Job:
Copy out every line of the data exactly.
+++ Task inputs
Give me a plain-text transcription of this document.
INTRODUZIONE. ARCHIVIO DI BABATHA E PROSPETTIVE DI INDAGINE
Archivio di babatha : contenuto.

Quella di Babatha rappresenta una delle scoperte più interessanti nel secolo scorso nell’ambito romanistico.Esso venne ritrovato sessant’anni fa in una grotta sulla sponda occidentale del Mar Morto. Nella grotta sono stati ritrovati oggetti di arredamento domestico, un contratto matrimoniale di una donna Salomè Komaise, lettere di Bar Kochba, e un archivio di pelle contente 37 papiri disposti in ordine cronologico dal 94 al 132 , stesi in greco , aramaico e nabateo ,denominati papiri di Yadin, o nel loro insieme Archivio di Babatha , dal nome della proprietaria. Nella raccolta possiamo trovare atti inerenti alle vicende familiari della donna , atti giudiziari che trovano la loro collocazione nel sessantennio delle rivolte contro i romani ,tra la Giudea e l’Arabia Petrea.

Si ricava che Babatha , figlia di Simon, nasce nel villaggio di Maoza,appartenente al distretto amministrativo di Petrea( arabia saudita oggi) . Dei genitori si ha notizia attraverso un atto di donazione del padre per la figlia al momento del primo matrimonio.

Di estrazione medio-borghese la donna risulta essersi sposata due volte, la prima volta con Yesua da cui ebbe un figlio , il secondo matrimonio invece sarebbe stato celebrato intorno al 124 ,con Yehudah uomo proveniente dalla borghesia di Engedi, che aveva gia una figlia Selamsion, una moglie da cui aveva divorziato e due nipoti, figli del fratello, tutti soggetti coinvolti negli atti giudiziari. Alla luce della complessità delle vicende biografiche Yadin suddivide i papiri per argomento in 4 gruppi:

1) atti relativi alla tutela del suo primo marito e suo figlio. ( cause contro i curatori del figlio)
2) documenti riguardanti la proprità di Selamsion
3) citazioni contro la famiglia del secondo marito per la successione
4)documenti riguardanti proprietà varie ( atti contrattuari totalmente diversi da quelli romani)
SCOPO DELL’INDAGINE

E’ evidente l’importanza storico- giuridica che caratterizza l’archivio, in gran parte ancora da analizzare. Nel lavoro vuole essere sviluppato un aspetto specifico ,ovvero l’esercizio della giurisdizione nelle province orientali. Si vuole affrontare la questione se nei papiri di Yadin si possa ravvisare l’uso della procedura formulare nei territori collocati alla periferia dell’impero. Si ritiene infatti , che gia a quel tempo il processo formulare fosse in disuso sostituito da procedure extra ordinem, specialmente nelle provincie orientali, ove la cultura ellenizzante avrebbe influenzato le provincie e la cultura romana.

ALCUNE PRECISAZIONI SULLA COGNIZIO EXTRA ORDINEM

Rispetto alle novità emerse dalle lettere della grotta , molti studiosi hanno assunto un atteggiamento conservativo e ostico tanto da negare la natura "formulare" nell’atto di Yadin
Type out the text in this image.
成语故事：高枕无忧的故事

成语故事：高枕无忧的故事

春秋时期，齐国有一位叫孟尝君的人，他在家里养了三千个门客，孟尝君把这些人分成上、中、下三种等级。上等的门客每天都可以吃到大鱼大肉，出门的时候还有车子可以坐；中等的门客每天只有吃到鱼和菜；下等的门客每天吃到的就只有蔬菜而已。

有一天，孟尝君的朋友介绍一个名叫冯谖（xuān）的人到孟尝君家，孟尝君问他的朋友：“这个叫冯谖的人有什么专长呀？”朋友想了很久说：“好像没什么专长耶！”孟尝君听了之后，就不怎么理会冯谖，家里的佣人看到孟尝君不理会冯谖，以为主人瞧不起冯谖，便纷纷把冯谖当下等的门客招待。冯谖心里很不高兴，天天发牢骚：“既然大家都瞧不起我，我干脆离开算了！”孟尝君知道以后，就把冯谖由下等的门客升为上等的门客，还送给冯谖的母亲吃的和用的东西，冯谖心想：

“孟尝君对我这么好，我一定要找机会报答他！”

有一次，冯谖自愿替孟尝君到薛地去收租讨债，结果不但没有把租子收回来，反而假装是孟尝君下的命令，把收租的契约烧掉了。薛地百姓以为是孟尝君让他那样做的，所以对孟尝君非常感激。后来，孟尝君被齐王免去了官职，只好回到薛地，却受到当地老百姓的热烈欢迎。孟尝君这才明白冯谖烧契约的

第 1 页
++++++
Reply:
Give me a plain-text transcription of this document.
INTRODUZIONE. ARCHIVIO DI BABATHA E PROSPETTIVE DI INDAGINE
Archivio di babatha : contenuto.

Quella di Babatha rappresenta una delle scoperte più interessanti nel secolo scorso nell’ambito romanistico.Esso venne ritrovato sessant’anni fa in una grotta sulla sponda occidentale del Mar Morto. Nella grotta sono stati ritrovati oggetti di arredamento domestico, un contratto matrimoniale di una donna Salomè Komaise, lettere di Bar Kochba, e un archivio di pelle contente 37 papiri disposti in ordine cronologico dal 94 al 132 , stesi in greco , aramaico e nabateo ,denominati papiri di Yadin, o nel loro insieme Archivio di Babatha , dal nome della proprietaria. Nella raccolta possiamo trovare atti inerenti alle vicende familiari della donna , atti giudiziari che trovano la loro collocazione nel sessantennio delle rivolte contro i romani ,tra la Giudea e l’Arabia Petrea.

Si ricava che Babatha , figlia di Simon, nasce nel villaggio di Maoza,appartenente al distretto amministrativo di Petrea( arabia saudita oggi) . Dei genitori si ha notizia attraverso un atto di donazione del padre per la figlia al momento del primo matrimonio.

Di estrazione medio-borghese la donna risulta essersi sposata due volte, la prima volta con Yesua da cui ebbe un figlio , il secondo matrimonio invece sarebbe stato celebrato intorno al 124 ,con Yehudah uomo proveniente dalla borghesia di Engedi, che aveva gia una figlia Selamsion, una moglie da cui aveva divorziato e due nipoti, figli del fratello, tutti soggetti coinvolti negli atti giudiziari. Alla luce della complessità delle vicende biografiche Yadin suddivide i papiri per argomento in 4 gruppi:

1) atti relativi alla tutela del suo primo marito e suo figlio. ( cause contro i curatori del figlio)
2) documenti riguardanti la proprità di Selamsion
3) citazioni contro la famiglia del secondo marito per la successione
4)documenti riguardanti proprietà varie ( atti contrattuari totalmente diversi da quelli romani)
SCOPO DELL’INDAGINE

E’ evidente l’importanza storico- giuridica che caratterizza l’archivio, in gran parte ancora da analizzare. Nel lavoro vuole essere sviluppato un aspetto specifico ,ovvero l’esercizio della giurisdizione nelle province orientali. Si vuole affrontare la questione se nei papiri di Yadin si possa ravvisare l’uso della procedura formulare nei territori collocati alla periferia dell’impero. Si ritiene infatti , che gia a quel tempo il processo formulare fosse in disuso sostituito da procedure extra ordinem, specialmente nelle provincie orientali, ove la cultura ellenizzante avrebbe influenzato le provincie e la cultura romana.

ALCUNE PRECISAZIONI SULLA COGNIZIO EXTRA ORDINEM

Rispetto alle novità emerse dalle lettere della grotta , molti studiosi hanno assunto un atteggiamento conservativo e ostico tanto da negare la natura "formulare" nell’atto di Yadin
Type out the text in this image.
成语故事：高枕无忧的故事

成语故事：高枕无忧的故事

春秋时期，齐国有一位叫孟尝君的人，他在家里养了三千个门客，孟尝君把这些人分成上、中、下三种等级。上等的门客每天都可以吃到大鱼大肉，出门的时候还有车子可以坐；中等的门客每天只有吃到鱼和菜；下等的门客每天吃到的就只有蔬菜而已。

有一天，孟尝君的朋友介绍一个名叫冯谖（xuān）的人到孟尝君家，孟尝君问他的朋友：“这个叫冯谖的人有什么专长呀？”朋友想了很久说：“好像没什么专长耶！”孟尝君听了之后，就不怎么理会冯谖，家里的佣人看到孟尝君不理会冯谖，以为主人瞧不起冯谖，便纷纷把冯谖当下等的门客招待。冯谖心里很不高兴，天天发牢骚：“既然大家都瞧不起我，我干脆离开算了！”孟尝君知道以后，就把冯谖由下等的门客升为上等的门客，还送给冯谖的母亲吃的和用的东西，冯谖心想：

“孟尝君对我这么好，我一定要找机会报答他！”

有一次，冯谖自愿替孟尝君到薛地去收租讨债，结果不但没有把租子收回来，反而假装是孟尝君下的命令，把收租的契约烧掉了。薛地百姓以为是孟尝君让他那样做的，所以对孟尝君非常感激。后来，孟尝君被齐王免去了官职，只好回到薛地，却受到当地老百姓的热烈欢迎。孟尝君这才明白冯谖烧契约的

第 1 页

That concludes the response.